## WORK TO BE COMPLETED
Answer with nothing but a number: how many lines include the word "Small"?

## INFORMATION SUPPLIED
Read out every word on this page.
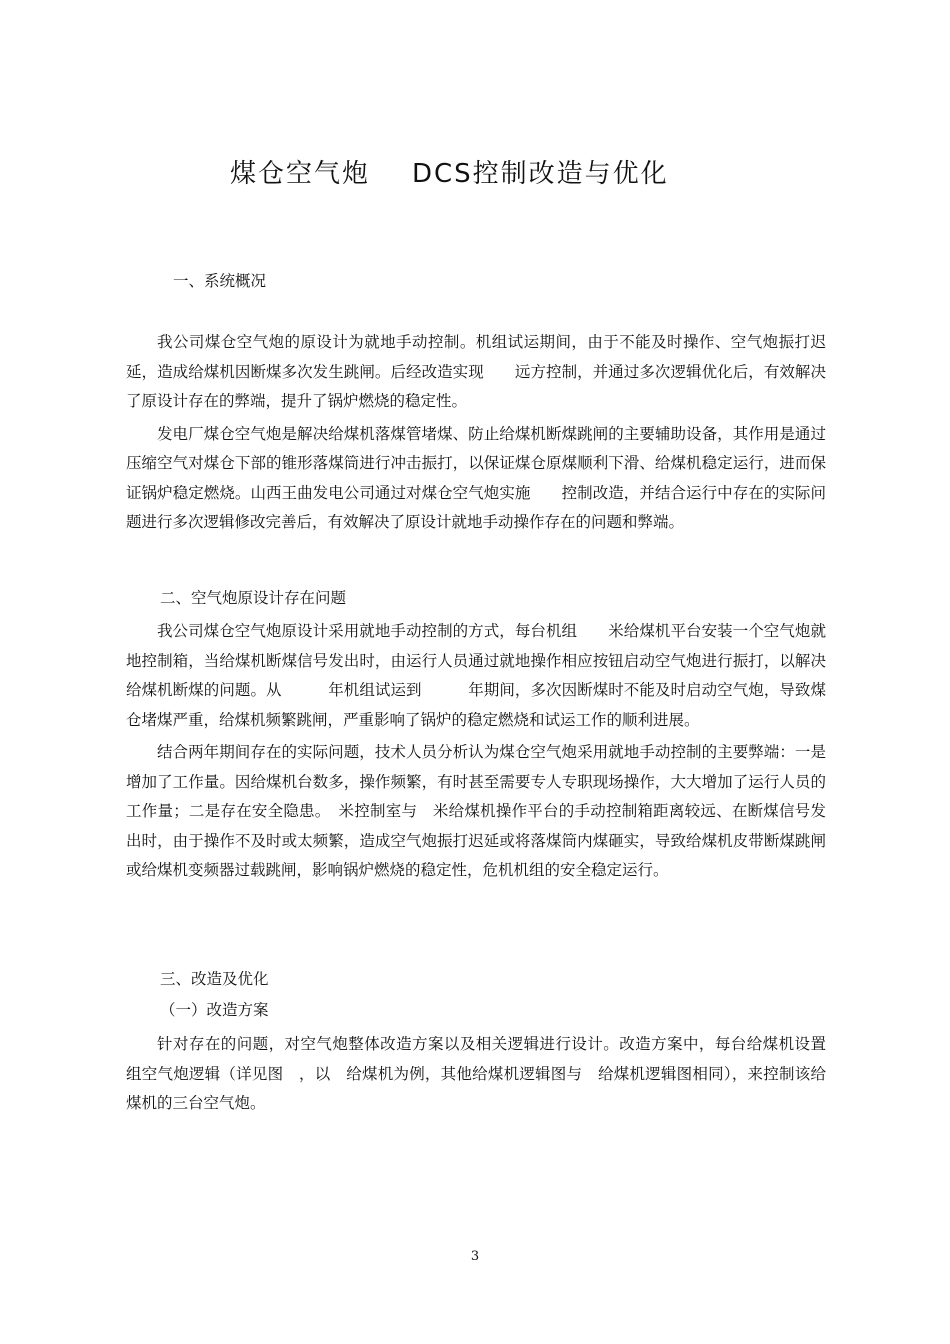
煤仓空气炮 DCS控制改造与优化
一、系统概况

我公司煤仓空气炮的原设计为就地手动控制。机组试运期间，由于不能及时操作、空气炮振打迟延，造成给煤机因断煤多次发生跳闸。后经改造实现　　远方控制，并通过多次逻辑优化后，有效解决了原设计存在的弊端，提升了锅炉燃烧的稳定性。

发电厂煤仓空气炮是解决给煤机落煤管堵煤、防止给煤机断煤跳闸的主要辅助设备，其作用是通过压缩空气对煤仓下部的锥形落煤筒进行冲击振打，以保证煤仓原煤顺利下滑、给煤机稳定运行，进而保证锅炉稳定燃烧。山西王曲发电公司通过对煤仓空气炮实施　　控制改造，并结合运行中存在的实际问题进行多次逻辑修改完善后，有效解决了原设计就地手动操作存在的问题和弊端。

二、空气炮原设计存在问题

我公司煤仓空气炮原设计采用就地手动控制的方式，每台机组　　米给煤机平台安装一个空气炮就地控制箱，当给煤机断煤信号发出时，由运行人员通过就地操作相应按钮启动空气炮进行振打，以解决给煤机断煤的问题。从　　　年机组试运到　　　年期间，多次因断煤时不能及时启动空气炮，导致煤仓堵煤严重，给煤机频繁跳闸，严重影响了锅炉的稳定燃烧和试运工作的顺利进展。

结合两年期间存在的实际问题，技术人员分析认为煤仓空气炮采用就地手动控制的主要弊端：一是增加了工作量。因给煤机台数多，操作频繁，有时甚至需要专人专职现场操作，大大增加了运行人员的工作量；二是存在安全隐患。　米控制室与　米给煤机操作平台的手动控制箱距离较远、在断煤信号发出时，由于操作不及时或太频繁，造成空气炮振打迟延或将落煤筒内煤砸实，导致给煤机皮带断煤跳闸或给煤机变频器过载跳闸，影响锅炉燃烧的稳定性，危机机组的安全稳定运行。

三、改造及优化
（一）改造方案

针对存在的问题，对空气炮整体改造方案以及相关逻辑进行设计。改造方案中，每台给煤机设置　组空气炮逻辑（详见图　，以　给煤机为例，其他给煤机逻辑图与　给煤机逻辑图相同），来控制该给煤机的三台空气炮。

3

==

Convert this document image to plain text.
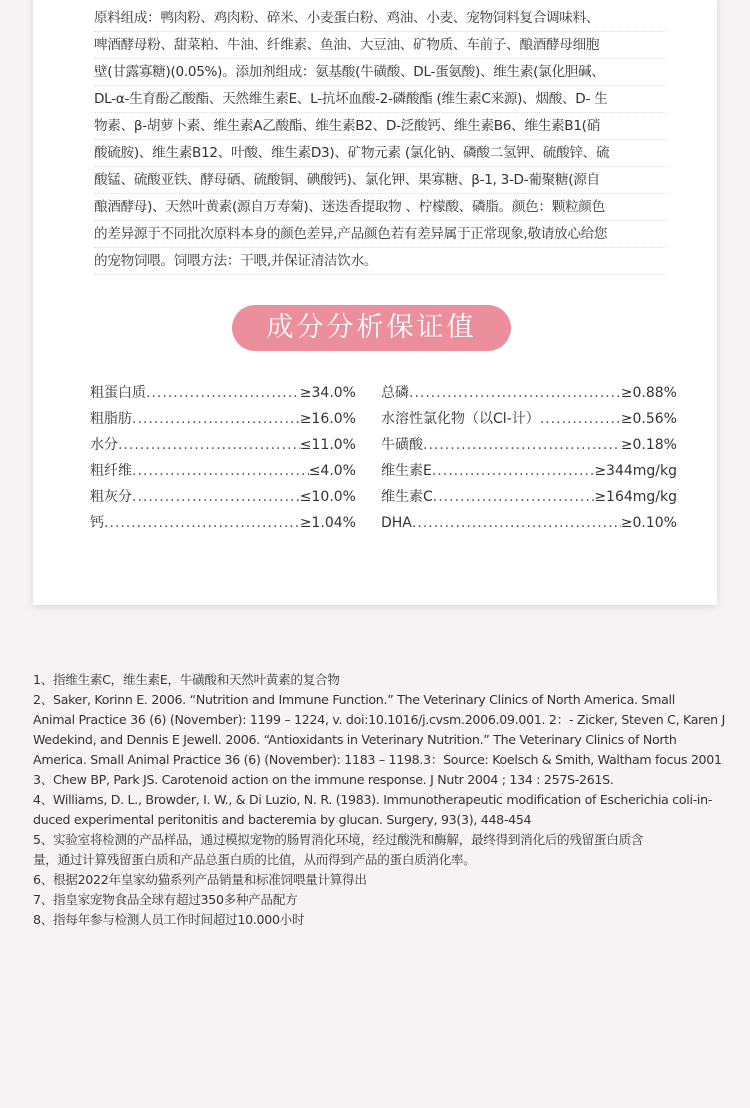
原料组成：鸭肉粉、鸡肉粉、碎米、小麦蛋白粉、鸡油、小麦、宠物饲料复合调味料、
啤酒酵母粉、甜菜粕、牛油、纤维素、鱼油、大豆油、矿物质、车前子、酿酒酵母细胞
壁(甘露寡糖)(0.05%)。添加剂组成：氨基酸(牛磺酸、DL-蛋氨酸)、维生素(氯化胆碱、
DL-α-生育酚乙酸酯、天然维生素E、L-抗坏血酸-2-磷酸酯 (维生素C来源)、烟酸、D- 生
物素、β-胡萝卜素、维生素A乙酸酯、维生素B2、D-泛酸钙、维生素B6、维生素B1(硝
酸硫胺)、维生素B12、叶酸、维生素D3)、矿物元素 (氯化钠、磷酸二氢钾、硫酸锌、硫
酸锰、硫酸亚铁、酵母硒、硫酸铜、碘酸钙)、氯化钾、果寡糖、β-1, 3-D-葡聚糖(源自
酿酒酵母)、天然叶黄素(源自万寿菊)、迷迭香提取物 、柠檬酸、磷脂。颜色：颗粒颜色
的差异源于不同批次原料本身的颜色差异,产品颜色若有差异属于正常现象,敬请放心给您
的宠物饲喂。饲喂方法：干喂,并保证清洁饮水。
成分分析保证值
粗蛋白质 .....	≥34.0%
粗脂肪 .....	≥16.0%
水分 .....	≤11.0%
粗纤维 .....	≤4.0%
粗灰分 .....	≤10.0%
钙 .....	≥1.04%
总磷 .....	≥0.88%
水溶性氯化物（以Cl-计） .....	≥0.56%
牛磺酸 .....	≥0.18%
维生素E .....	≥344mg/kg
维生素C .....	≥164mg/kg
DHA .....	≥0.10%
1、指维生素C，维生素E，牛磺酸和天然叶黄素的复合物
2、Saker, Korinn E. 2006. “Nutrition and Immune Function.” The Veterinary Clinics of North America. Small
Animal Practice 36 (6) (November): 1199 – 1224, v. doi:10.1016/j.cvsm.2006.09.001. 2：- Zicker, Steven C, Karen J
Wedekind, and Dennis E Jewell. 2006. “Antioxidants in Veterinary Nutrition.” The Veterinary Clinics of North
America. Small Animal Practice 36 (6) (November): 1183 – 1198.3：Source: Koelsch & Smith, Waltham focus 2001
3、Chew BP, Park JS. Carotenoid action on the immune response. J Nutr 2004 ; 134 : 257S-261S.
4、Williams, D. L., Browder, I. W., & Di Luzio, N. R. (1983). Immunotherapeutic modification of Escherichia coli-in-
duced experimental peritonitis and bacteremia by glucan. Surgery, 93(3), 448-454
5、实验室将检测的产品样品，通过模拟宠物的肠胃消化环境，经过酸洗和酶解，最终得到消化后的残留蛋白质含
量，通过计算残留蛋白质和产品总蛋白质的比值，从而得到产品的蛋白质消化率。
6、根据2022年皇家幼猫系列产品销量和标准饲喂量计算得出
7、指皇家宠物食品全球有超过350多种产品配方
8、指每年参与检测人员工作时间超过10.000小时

## SOLUTION BELOW
2